> [The problem]:
Every entry needs to be printed exactly, please.
········
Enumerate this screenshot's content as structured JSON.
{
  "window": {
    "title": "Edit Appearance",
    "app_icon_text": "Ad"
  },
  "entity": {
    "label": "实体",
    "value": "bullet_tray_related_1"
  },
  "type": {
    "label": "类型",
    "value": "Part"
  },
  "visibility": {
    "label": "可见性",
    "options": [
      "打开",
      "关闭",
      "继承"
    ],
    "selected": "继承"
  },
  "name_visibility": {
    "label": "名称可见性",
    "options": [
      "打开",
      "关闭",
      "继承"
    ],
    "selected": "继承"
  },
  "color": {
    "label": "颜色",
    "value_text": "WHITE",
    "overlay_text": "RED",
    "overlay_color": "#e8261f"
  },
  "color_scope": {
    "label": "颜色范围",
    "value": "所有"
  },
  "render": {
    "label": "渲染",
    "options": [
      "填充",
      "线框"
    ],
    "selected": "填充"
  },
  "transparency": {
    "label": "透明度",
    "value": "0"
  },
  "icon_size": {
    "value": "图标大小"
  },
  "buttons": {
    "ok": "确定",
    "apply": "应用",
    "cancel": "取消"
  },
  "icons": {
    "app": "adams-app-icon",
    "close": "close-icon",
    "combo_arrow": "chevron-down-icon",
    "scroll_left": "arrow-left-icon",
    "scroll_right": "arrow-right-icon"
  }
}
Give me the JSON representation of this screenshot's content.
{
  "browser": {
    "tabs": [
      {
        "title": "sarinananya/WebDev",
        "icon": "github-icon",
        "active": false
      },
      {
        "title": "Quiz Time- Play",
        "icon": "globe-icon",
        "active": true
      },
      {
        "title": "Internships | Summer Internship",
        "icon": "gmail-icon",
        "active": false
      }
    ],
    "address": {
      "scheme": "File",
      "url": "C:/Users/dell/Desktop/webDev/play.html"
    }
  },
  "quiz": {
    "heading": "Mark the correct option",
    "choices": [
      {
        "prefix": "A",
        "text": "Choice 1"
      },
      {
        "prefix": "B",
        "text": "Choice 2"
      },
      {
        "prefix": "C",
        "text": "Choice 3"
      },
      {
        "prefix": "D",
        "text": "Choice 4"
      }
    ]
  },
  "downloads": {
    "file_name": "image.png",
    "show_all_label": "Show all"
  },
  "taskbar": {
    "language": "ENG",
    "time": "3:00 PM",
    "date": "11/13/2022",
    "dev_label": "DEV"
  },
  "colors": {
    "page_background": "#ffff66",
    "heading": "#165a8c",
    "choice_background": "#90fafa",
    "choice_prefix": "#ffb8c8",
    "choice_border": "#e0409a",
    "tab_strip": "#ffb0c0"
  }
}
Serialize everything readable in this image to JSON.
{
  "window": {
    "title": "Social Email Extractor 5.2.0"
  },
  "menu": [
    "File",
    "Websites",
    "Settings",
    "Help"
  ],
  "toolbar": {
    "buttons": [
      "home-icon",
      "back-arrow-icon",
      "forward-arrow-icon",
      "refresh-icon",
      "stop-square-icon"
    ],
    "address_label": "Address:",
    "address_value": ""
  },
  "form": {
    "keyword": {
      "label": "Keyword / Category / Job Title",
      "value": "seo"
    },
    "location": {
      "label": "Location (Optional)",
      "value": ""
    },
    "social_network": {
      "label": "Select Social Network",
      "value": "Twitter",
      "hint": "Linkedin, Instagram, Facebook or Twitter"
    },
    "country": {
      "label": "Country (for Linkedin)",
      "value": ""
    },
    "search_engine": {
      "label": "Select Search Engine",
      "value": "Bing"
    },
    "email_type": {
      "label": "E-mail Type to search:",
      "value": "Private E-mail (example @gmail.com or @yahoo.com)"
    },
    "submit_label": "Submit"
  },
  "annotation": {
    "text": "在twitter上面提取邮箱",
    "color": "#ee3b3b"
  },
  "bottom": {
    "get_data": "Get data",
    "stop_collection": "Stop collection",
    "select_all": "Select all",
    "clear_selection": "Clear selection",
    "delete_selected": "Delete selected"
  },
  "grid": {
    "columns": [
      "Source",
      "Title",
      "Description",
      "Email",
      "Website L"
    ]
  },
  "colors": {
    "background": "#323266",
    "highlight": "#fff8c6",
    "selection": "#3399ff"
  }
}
········
> [Written response]:
Enumerate this screenshot's content as structured JSON.
{
  "window": {
    "title": "Edit Appearance",
    "app_icon_text": "Ad"
  },
  "entity": {
    "label": "实体",
    "value": "bullet_tray_related_1"
  },
  "type": {
    "label": "类型",
    "value": "Part"
  },
  "visibility": {
    "label": "可见性",
    "options": [
      "打开",
      "关闭",
      "继承"
    ],
    "selected": "继承"
  },
  "name_visibility": {
    "label": "名称可见性",
    "options": [
      "打开",
      "关闭",
      "继承"
    ],
    "selected": "继承"
  },
  "color": {
    "label": "颜色",
    "value_text": "WHITE",
    "overlay_text": "RED",
    "overlay_color": "#e8261f"
  },
  "color_scope": {
    "label": "颜色范围",
    "value": "所有"
  },
  "render": {
    "label": "渲染",
    "options": [
      "填充",
      "线框"
    ],
    "selected": "填充"
  },
  "transparency": {
    "label": "透明度",
    "value": "0"
  },
  "icon_size": {
    "value": "图标大小"
  },
  "buttons": {
    "ok": "确定",
    "apply": "应用",
    "cancel": "取消"
  },
  "icons": {
    "app": "adams-app-icon",
    "close": "close-icon",
    "combo_arrow": "chevron-down-icon",
    "scroll_left": "arrow-left-icon",
    "scroll_right": "arrow-right-icon"
  }
}
Give me the JSON representation of this screenshot's content.
{
  "browser": {
    "tabs": [
      {
        "title": "sarinananya/WebDev",
        "icon": "github-icon",
        "active": false
      },
      {
        "title": "Quiz Time- Play",
        "icon": "globe-icon",
        "active": true
      },
      {
        "title": "Internships | Summer Internship",
        "icon": "gmail-icon",
        "active": false
      }
    ],
    "address": {
      "scheme": "File",
      "url": "C:/Users/dell/Desktop/webDev/play.html"
    }
  },
  "quiz": {
    "heading": "Mark the correct option",
    "choices": [
      {
        "prefix": "A",
        "text": "Choice 1"
      },
      {
        "prefix": "B",
        "text": "Choice 2"
      },
      {
        "prefix": "C",
        "text": "Choice 3"
      },
      {
        "prefix": "D",
        "text": "Choice 4"
      }
    ]
  },
  "downloads": {
    "file_name": "image.png",
    "show_all_label": "Show all"
  },
  "taskbar": {
    "language": "ENG",
    "time": "3:00 PM",
    "date": "11/13/2022",
    "dev_label": "DEV"
  },
  "colors": {
    "page_background": "#ffff66",
    "heading": "#165a8c",
    "choice_background": "#90fafa",
    "choice_prefix": "#ffb8c8",
    "choice_border": "#e0409a",
    "tab_strip": "#ffb0c0"
  }
}
Serialize everything readable in this image to JSON.
{
  "window": {
    "title": "Social Email Extractor 5.2.0"
  },
  "menu": [
    "File",
    "Websites",
    "Settings",
    "Help"
  ],
  "toolbar": {
    "buttons": [
      "home-icon",
      "back-arrow-icon",
      "forward-arrow-icon",
      "refresh-icon",
      "stop-square-icon"
    ],
    "address_label": "Address:",
    "address_value": ""
  },
  "form": {
    "keyword": {
      "label": "Keyword / Category / Job Title",
      "value": "seo"
    },
    "location": {
      "label": "Location (Optional)",
      "value": ""
    },
    "social_network": {
      "label": "Select Social Network",
      "value": "Twitter",
      "hint": "Linkedin, Instagram, Facebook or Twitter"
    },
    "country": {
      "label": "Country (for Linkedin)",
      "value": ""
    },
    "search_engine": {
      "label": "Select Search Engine",
      "value": "Bing"
    },
    "email_type": {
      "label": "E-mail Type to search:",
      "value": "Private E-mail (example @gmail.com or @yahoo.com)"
    },
    "submit_label": "Submit"
  },
  "annotation": {
    "text": "在twitter上面提取邮箱",
    "color": "#ee3b3b"
  },
  "bottom": {
    "get_data": "Get data",
    "stop_collection": "Stop collection",
    "select_all": "Select all",
    "clear_selection": "Clear selection",
    "delete_selected": "Delete selected"
  },
  "grid": {
    "columns": [
      "Source",
      "Title",
      "Description",
      "Email",
      "Website L"
    ]
  },
  "colors": {
    "background": "#323266",
    "highlight": "#fff8c6",
    "selection": "#3399ff"
  }
}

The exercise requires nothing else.